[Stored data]
========================

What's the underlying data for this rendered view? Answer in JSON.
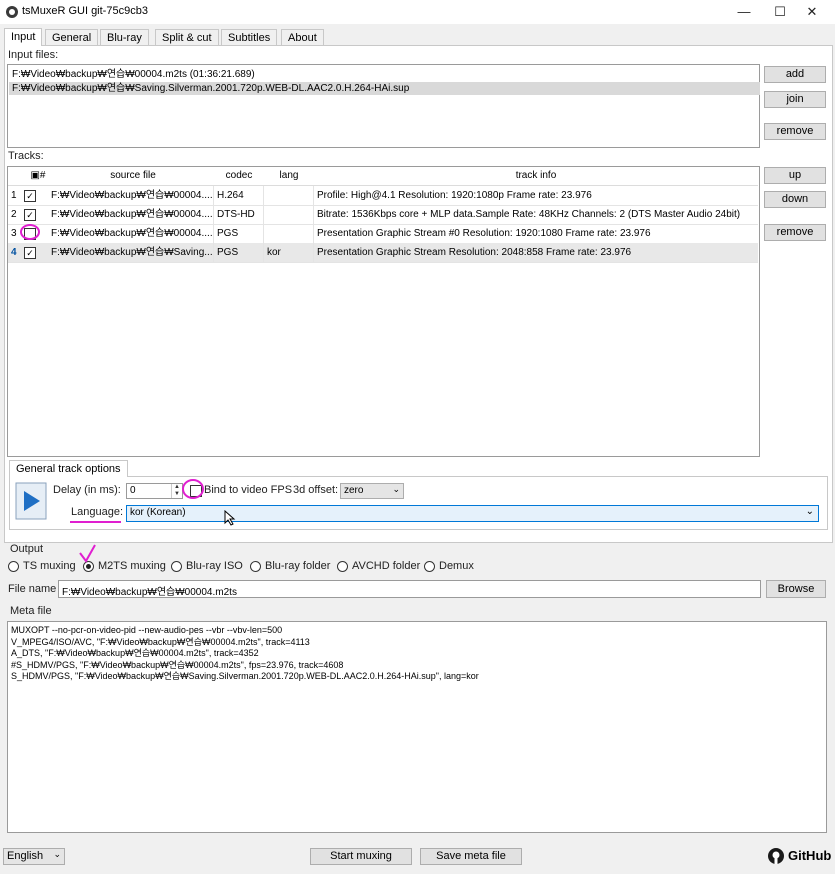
{
  "window": {
    "title": "tsMuxeR GUI git-75c9cb3",
    "minimize": "—",
    "maximize": "☐",
    "close": "✕"
  },
  "tabs": [
    "Input",
    "General",
    "Blu-ray",
    "Split & cut",
    "Subtitles",
    "About"
  ],
  "input_files": {
    "label": "Input files:",
    "items": [
      "F:₩Video₩backup₩연습₩00004.m2ts (01:36:21.689)",
      "F:₩Video₩backup₩연습₩Saving.Silverman.2001.720p.WEB-DL.AAC2.0.H.264-HAi.sup"
    ],
    "buttons": {
      "add": "add",
      "join": "join",
      "remove": "remove"
    }
  },
  "tracks": {
    "label": "Tracks:",
    "headers": {
      "check": "▣#",
      "source": "source file",
      "codec": "codec",
      "lang": "lang",
      "info": "track info"
    },
    "rows": [
      {
        "num": "1",
        "checked": "✓",
        "source": "F:₩Video₩backup₩연습₩00004....",
        "codec": "H.264",
        "lang": "",
        "info": "Profile: High@4.1  Resolution: 1920:1080p  Frame rate: 23.976"
      },
      {
        "num": "2",
        "checked": "✓",
        "source": "F:₩Video₩backup₩연습₩00004....",
        "codec": "DTS-HD",
        "lang": "",
        "info": "Bitrate: 1536Kbps  core + MLP data.Sample Rate: 48KHz  Channels: 2 (DTS Master Audio 24bit)"
      },
      {
        "num": "3",
        "checked": "",
        "source": "F:₩Video₩backup₩연습₩00004....",
        "codec": "PGS",
        "lang": "",
        "info": "Presentation Graphic Stream #0 Resolution: 1920:1080 Frame rate: 23.976"
      },
      {
        "num": "4",
        "checked": "✓",
        "source": "F:₩Video₩backup₩연습₩Saving....",
        "codec": "PGS",
        "lang": "kor",
        "info": "Presentation Graphic Stream Resolution: 2048:858 Frame rate: 23.976"
      }
    ],
    "buttons": {
      "up": "up",
      "down": "down",
      "remove": "remove"
    }
  },
  "track_options": {
    "tab": "General track options",
    "delay_label": "Delay (in ms):",
    "delay_value": "0",
    "bind_fps": "Bind to video FPS",
    "offset_label": "3d offset:",
    "offset_value": "zero",
    "language_label": "Language:",
    "language_value": "kor (Korean)"
  },
  "output": {
    "label": "Output",
    "options": [
      "TS muxing",
      "M2TS muxing",
      "Blu-ray ISO",
      "Blu-ray folder",
      "AVCHD folder",
      "Demux"
    ],
    "selected": "M2TS muxing",
    "file_label": "File name",
    "file_value": "F:₩Video₩backup₩연습₩00004.m2ts",
    "browse": "Browse"
  },
  "meta": {
    "label": "Meta file",
    "lines": [
      "MUXOPT --no-pcr-on-video-pid --new-audio-pes --vbr --vbv-len=500",
      "V_MPEG4/ISO/AVC, \"F:₩Video₩backup₩연습₩00004.m2ts\", track=4113",
      "A_DTS, \"F:₩Video₩backup₩연습₩00004.m2ts\", track=4352",
      "#S_HDMV/PGS, \"F:₩Video₩backup₩연습₩00004.m2ts\", fps=23.976, track=4608",
      "S_HDMV/PGS, \"F:₩Video₩backup₩연습₩Saving.Silverman.2001.720p.WEB-DL.AAC2.0.H.264-HAi.sup\", lang=kor"
    ]
  },
  "footer": {
    "language": "English",
    "start": "Start muxing",
    "save_meta": "Save meta file",
    "github": "GitHub"
  },
  "colors": {
    "annotation": "#e01fd0",
    "accent": "#0078d7"
  }
}
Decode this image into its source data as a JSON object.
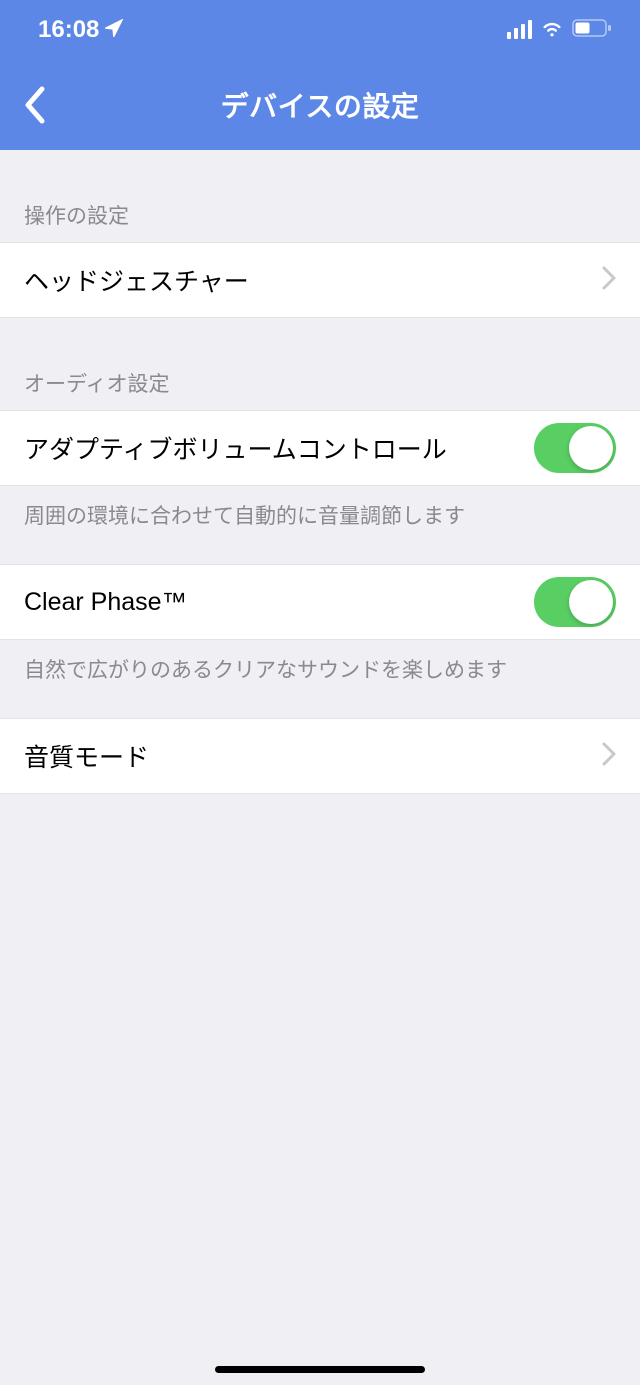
{
  "status": {
    "time": "16:08"
  },
  "nav": {
    "title": "デバイスの設定"
  },
  "sections": {
    "operation": {
      "header": "操作の設定",
      "head_gesture_label": "ヘッドジェスチャー"
    },
    "audio": {
      "header": "オーディオ設定",
      "adaptive_volume_label": "アダプティブボリュームコントロール",
      "adaptive_volume_on": true,
      "adaptive_volume_desc": "周囲の環境に合わせて自動的に音量調節します",
      "clear_phase_label": "Clear Phase™",
      "clear_phase_on": true,
      "clear_phase_desc": "自然で広がりのあるクリアなサウンドを楽しめます",
      "sound_quality_mode_label": "音質モード"
    }
  }
}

========================

- [Task prompt] Copy the material exactly. Do not include the pictures.

- [Reply]
What's the underlying data for this rendered view? Answer in JSON.
{
  "window": {
    "title": "tsMuxeR GUI git-75c9cb3",
    "minimize": "—",
    "maximize": "☐",
    "close": "✕"
  },
  "tabs": [
    "Input",
    "General",
    "Blu-ray",
    "Split & cut",
    "Subtitles",
    "About"
  ],
  "input_files": {
    "label": "Input files:",
    "items": [
      "F:₩Video₩backup₩연습₩00004.m2ts (01:36:21.689)",
      "F:₩Video₩backup₩연습₩Saving.Silverman.2001.720p.WEB-DL.AAC2.0.H.264-HAi.sup"
    ],
    "buttons": {
      "add": "add",
      "join": "join",
      "remove": "remove"
    }
  },
  "tracks": {
    "label": "Tracks:",
    "headers": {
      "check": "▣#",
      "source": "source file",
      "codec": "codec",
      "lang": "lang",
      "info": "track info"
    },
    "rows": [
      {
        "num": "1",
        "checked": "✓",
        "source": "F:₩Video₩backup₩연습₩00004....",
        "codec": "H.264",
        "lang": "",
        "info": "Profile: High@4.1  Resolution: 1920:1080p  Frame rate: 23.976"
      },
      {
        "num": "2",
        "checked": "✓",
        "source": "F:₩Video₩backup₩연습₩00004....",
        "codec": "DTS-HD",
        "lang": "",
        "info": "Bitrate: 1536Kbps  core + MLP data.Sample Rate: 48KHz  Channels: 2 (DTS Master Audio 24bit)"
      },
      {
        "num": "3",
        "checked": "",
        "source": "F:₩Video₩backup₩연습₩00004....",
        "codec": "PGS",
        "lang": "",
        "info": "Presentation Graphic Stream #0 Resolution: 1920:1080 Frame rate: 23.976"
      },
      {
        "num": "4",
        "checked": "✓",
        "source": "F:₩Video₩backup₩연습₩Saving....",
        "codec": "PGS",
        "lang": "kor",
        "info": "Presentation Graphic Stream Resolution: 2048:858 Frame rate: 23.976"
      }
    ],
    "buttons": {
      "up": "up",
      "down": "down",
      "remove": "remove"
    }
  },
  "track_options": {
    "tab": "General track options",
    "delay_label": "Delay (in ms):",
    "delay_value": "0",
    "bind_fps": "Bind to video FPS",
    "offset_label": "3d offset:",
    "offset_value": "zero",
    "language_label": "Language:",
    "language_value": "kor (Korean)"
  },
  "output": {
    "label": "Output",
    "options": [
      "TS muxing",
      "M2TS muxing",
      "Blu-ray ISO",
      "Blu-ray folder",
      "AVCHD folder",
      "Demux"
    ],
    "selected": "M2TS muxing",
    "file_label": "File name",
    "file_value": "F:₩Video₩backup₩연습₩00004.m2ts",
    "browse": "Browse"
  },
  "meta": {
    "label": "Meta file",
    "lines": [
      "MUXOPT --no-pcr-on-video-pid --new-audio-pes --vbr --vbv-len=500",
      "V_MPEG4/ISO/AVC, \"F:₩Video₩backup₩연습₩00004.m2ts\", track=4113",
      "A_DTS, \"F:₩Video₩backup₩연습₩00004.m2ts\", track=4352",
      "#S_HDMV/PGS, \"F:₩Video₩backup₩연습₩00004.m2ts\", fps=23.976, track=4608",
      "S_HDMV/PGS, \"F:₩Video₩backup₩연습₩Saving.Silverman.2001.720p.WEB-DL.AAC2.0.H.264-HAi.sup\", lang=kor"
    ]
  },
  "footer": {
    "language": "English",
    "start": "Start muxing",
    "save_meta": "Save meta file",
    "github": "GitHub"
  },
  "colors": {
    "annotation": "#e01fd0",
    "accent": "#0078d7"
  }
}
Decode this image into its source data as a JSON object.
{
  "status": {
    "time": "16:08"
  },
  "nav": {
    "title": "デバイスの設定"
  },
  "sections": {
    "operation": {
      "header": "操作の設定",
      "head_gesture_label": "ヘッドジェスチャー"
    },
    "audio": {
      "header": "オーディオ設定",
      "adaptive_volume_label": "アダプティブボリュームコントロール",
      "adaptive_volume_on": true,
      "adaptive_volume_desc": "周囲の環境に合わせて自動的に音量調節します",
      "clear_phase_label": "Clear Phase™",
      "clear_phase_on": true,
      "clear_phase_desc": "自然で広がりのあるクリアなサウンドを楽しめます",
      "sound_quality_mode_label": "音質モード"
    }
  }
}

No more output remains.